Below is a set of records; print all of them exactly as written.

----

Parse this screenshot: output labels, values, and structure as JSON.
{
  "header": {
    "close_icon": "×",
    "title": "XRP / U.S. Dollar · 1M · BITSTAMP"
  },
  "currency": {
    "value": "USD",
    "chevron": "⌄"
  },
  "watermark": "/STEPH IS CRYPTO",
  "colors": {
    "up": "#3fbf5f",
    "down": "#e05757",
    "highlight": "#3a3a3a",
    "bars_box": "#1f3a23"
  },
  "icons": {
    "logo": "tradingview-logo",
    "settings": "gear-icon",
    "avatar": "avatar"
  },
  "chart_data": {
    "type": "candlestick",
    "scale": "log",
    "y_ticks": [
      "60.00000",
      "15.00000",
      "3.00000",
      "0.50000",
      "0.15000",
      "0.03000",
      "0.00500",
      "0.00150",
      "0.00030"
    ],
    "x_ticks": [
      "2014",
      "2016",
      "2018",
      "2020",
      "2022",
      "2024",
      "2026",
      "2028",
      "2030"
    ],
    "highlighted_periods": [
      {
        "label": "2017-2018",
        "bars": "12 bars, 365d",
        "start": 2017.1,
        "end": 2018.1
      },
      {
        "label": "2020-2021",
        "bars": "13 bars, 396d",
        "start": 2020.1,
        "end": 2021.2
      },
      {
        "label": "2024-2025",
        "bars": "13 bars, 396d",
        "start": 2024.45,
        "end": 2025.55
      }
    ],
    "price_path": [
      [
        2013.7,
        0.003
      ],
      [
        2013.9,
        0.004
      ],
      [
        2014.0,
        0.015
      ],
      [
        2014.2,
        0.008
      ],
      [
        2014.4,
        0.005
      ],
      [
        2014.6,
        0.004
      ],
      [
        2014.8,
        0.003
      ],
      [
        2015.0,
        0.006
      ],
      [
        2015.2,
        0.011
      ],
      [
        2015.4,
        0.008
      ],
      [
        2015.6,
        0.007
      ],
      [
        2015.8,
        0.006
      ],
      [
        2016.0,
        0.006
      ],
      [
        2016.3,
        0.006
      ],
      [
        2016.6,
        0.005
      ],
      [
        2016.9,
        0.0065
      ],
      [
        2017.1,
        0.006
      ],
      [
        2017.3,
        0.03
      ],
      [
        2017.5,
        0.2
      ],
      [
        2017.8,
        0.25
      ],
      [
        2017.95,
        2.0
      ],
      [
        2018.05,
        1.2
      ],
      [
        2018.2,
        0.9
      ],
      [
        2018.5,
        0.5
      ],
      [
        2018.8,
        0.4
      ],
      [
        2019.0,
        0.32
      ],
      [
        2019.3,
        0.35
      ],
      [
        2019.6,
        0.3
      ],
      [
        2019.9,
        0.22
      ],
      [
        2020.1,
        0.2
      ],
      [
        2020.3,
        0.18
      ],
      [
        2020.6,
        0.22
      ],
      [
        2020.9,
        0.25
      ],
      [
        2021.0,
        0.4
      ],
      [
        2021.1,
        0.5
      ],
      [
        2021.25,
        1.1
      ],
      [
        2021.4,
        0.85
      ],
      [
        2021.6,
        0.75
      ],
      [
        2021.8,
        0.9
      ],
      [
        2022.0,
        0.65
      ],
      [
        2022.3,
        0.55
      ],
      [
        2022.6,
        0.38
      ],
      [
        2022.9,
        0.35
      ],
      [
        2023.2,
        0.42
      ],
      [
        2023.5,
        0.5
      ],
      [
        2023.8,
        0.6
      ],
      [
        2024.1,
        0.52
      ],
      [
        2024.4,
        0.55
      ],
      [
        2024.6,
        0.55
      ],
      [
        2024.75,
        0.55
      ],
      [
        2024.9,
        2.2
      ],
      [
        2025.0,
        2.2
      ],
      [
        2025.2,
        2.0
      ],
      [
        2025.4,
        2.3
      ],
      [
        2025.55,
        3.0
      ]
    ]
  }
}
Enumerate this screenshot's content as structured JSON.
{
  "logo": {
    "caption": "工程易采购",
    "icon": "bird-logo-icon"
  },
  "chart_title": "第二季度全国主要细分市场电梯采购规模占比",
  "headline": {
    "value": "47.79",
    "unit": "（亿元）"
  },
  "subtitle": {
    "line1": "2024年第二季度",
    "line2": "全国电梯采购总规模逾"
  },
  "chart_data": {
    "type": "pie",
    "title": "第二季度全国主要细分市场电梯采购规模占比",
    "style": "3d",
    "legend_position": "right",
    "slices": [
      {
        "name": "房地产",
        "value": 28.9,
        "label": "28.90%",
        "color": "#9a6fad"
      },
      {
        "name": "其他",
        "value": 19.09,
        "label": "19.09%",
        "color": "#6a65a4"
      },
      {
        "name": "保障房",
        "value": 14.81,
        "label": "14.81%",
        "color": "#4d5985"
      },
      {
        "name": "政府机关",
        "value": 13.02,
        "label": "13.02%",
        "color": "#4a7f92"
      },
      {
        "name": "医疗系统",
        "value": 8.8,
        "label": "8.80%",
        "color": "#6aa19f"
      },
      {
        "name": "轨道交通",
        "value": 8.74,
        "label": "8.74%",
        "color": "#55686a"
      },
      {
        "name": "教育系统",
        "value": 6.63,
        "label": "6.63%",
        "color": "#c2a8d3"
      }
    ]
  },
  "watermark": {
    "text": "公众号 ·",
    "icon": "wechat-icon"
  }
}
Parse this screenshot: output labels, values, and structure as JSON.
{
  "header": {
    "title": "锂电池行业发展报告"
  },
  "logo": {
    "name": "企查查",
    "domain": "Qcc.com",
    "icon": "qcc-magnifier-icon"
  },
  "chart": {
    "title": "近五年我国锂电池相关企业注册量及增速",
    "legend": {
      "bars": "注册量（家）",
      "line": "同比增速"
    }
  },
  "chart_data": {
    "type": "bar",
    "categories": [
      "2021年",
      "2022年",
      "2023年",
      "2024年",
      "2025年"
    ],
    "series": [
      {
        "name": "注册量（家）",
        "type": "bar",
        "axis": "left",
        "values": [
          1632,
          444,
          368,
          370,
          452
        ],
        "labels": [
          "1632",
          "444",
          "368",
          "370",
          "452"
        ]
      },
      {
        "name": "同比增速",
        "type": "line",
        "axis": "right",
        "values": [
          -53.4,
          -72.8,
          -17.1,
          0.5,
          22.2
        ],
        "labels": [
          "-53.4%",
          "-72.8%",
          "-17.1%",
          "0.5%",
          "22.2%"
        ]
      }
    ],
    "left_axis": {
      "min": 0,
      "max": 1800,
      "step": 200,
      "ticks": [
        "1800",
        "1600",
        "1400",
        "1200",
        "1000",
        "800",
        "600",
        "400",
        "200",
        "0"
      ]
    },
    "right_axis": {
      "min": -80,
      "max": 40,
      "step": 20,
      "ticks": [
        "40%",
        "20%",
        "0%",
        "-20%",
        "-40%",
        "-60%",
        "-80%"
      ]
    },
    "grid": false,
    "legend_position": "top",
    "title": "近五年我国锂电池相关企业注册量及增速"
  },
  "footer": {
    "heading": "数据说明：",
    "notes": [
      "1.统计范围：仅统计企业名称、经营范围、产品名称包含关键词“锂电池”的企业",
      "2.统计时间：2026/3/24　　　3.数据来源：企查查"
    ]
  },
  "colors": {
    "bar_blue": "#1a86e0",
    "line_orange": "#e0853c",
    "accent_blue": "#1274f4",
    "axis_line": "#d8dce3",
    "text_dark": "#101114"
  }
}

----

PROBLEM SOLUTION:
Parse this screenshot: output labels, values, and structure as JSON.
{
  "header": {
    "close_icon": "×",
    "title": "XRP / U.S. Dollar · 1M · BITSTAMP"
  },
  "currency": {
    "value": "USD",
    "chevron": "⌄"
  },
  "watermark": "/STEPH IS CRYPTO",
  "colors": {
    "up": "#3fbf5f",
    "down": "#e05757",
    "highlight": "#3a3a3a",
    "bars_box": "#1f3a23"
  },
  "icons": {
    "logo": "tradingview-logo",
    "settings": "gear-icon",
    "avatar": "avatar"
  },
  "chart_data": {
    "type": "candlestick",
    "scale": "log",
    "y_ticks": [
      "60.00000",
      "15.00000",
      "3.00000",
      "0.50000",
      "0.15000",
      "0.03000",
      "0.00500",
      "0.00150",
      "0.00030"
    ],
    "x_ticks": [
      "2014",
      "2016",
      "2018",
      "2020",
      "2022",
      "2024",
      "2026",
      "2028",
      "2030"
    ],
    "highlighted_periods": [
      {
        "label": "2017-2018",
        "bars": "12 bars, 365d",
        "start": 2017.1,
        "end": 2018.1
      },
      {
        "label": "2020-2021",
        "bars": "13 bars, 396d",
        "start": 2020.1,
        "end": 2021.2
      },
      {
        "label": "2024-2025",
        "bars": "13 bars, 396d",
        "start": 2024.45,
        "end": 2025.55
      }
    ],
    "price_path": [
      [
        2013.7,
        0.003
      ],
      [
        2013.9,
        0.004
      ],
      [
        2014.0,
        0.015
      ],
      [
        2014.2,
        0.008
      ],
      [
        2014.4,
        0.005
      ],
      [
        2014.6,
        0.004
      ],
      [
        2014.8,
        0.003
      ],
      [
        2015.0,
        0.006
      ],
      [
        2015.2,
        0.011
      ],
      [
        2015.4,
        0.008
      ],
      [
        2015.6,
        0.007
      ],
      [
        2015.8,
        0.006
      ],
      [
        2016.0,
        0.006
      ],
      [
        2016.3,
        0.006
      ],
      [
        2016.6,
        0.005
      ],
      [
        2016.9,
        0.0065
      ],
      [
        2017.1,
        0.006
      ],
      [
        2017.3,
        0.03
      ],
      [
        2017.5,
        0.2
      ],
      [
        2017.8,
        0.25
      ],
      [
        2017.95,
        2.0
      ],
      [
        2018.05,
        1.2
      ],
      [
        2018.2,
        0.9
      ],
      [
        2018.5,
        0.5
      ],
      [
        2018.8,
        0.4
      ],
      [
        2019.0,
        0.32
      ],
      [
        2019.3,
        0.35
      ],
      [
        2019.6,
        0.3
      ],
      [
        2019.9,
        0.22
      ],
      [
        2020.1,
        0.2
      ],
      [
        2020.3,
        0.18
      ],
      [
        2020.6,
        0.22
      ],
      [
        2020.9,
        0.25
      ],
      [
        2021.0,
        0.4
      ],
      [
        2021.1,
        0.5
      ],
      [
        2021.25,
        1.1
      ],
      [
        2021.4,
        0.85
      ],
      [
        2021.6,
        0.75
      ],
      [
        2021.8,
        0.9
      ],
      [
        2022.0,
        0.65
      ],
      [
        2022.3,
        0.55
      ],
      [
        2022.6,
        0.38
      ],
      [
        2022.9,
        0.35
      ],
      [
        2023.2,
        0.42
      ],
      [
        2023.5,
        0.5
      ],
      [
        2023.8,
        0.6
      ],
      [
        2024.1,
        0.52
      ],
      [
        2024.4,
        0.55
      ],
      [
        2024.6,
        0.55
      ],
      [
        2024.75,
        0.55
      ],
      [
        2024.9,
        2.2
      ],
      [
        2025.0,
        2.2
      ],
      [
        2025.2,
        2.0
      ],
      [
        2025.4,
        2.3
      ],
      [
        2025.55,
        3.0
      ]
    ]
  }
}
Enumerate this screenshot's content as structured JSON.
{
  "logo": {
    "caption": "工程易采购",
    "icon": "bird-logo-icon"
  },
  "chart_title": "第二季度全国主要细分市场电梯采购规模占比",
  "headline": {
    "value": "47.79",
    "unit": "（亿元）"
  },
  "subtitle": {
    "line1": "2024年第二季度",
    "line2": "全国电梯采购总规模逾"
  },
  "chart_data": {
    "type": "pie",
    "title": "第二季度全国主要细分市场电梯采购规模占比",
    "style": "3d",
    "legend_position": "right",
    "slices": [
      {
        "name": "房地产",
        "value": 28.9,
        "label": "28.90%",
        "color": "#9a6fad"
      },
      {
        "name": "其他",
        "value": 19.09,
        "label": "19.09%",
        "color": "#6a65a4"
      },
      {
        "name": "保障房",
        "value": 14.81,
        "label": "14.81%",
        "color": "#4d5985"
      },
      {
        "name": "政府机关",
        "value": 13.02,
        "label": "13.02%",
        "color": "#4a7f92"
      },
      {
        "name": "医疗系统",
        "value": 8.8,
        "label": "8.80%",
        "color": "#6aa19f"
      },
      {
        "name": "轨道交通",
        "value": 8.74,
        "label": "8.74%",
        "color": "#55686a"
      },
      {
        "name": "教育系统",
        "value": 6.63,
        "label": "6.63%",
        "color": "#c2a8d3"
      }
    ]
  },
  "watermark": {
    "text": "公众号 ·",
    "icon": "wechat-icon"
  }
}
Parse this screenshot: output labels, values, and structure as JSON.
{
  "header": {
    "title": "锂电池行业发展报告"
  },
  "logo": {
    "name": "企查查",
    "domain": "Qcc.com",
    "icon": "qcc-magnifier-icon"
  },
  "chart": {
    "title": "近五年我国锂电池相关企业注册量及增速",
    "legend": {
      "bars": "注册量（家）",
      "line": "同比增速"
    }
  },
  "chart_data": {
    "type": "bar",
    "categories": [
      "2021年",
      "2022年",
      "2023年",
      "2024年",
      "2025年"
    ],
    "series": [
      {
        "name": "注册量（家）",
        "type": "bar",
        "axis": "left",
        "values": [
          1632,
          444,
          368,
          370,
          452
        ],
        "labels": [
          "1632",
          "444",
          "368",
          "370",
          "452"
        ]
      },
      {
        "name": "同比增速",
        "type": "line",
        "axis": "right",
        "values": [
          -53.4,
          -72.8,
          -17.1,
          0.5,
          22.2
        ],
        "labels": [
          "-53.4%",
          "-72.8%",
          "-17.1%",
          "0.5%",
          "22.2%"
        ]
      }
    ],
    "left_axis": {
      "min": 0,
      "max": 1800,
      "step": 200,
      "ticks": [
        "1800",
        "1600",
        "1400",
        "1200",
        "1000",
        "800",
        "600",
        "400",
        "200",
        "0"
      ]
    },
    "right_axis": {
      "min": -80,
      "max": 40,
      "step": 20,
      "ticks": [
        "40%",
        "20%",
        "0%",
        "-20%",
        "-40%",
        "-60%",
        "-80%"
      ]
    },
    "grid": false,
    "legend_position": "top",
    "title": "近五年我国锂电池相关企业注册量及增速"
  },
  "footer": {
    "heading": "数据说明：",
    "notes": [
      "1.统计范围：仅统计企业名称、经营范围、产品名称包含关键词“锂电池”的企业",
      "2.统计时间：2026/3/24　　　3.数据来源：企查查"
    ]
  },
  "colors": {
    "bar_blue": "#1a86e0",
    "line_orange": "#e0853c",
    "accent_blue": "#1274f4",
    "axis_line": "#d8dce3",
    "text_dark": "#101114"
  }
}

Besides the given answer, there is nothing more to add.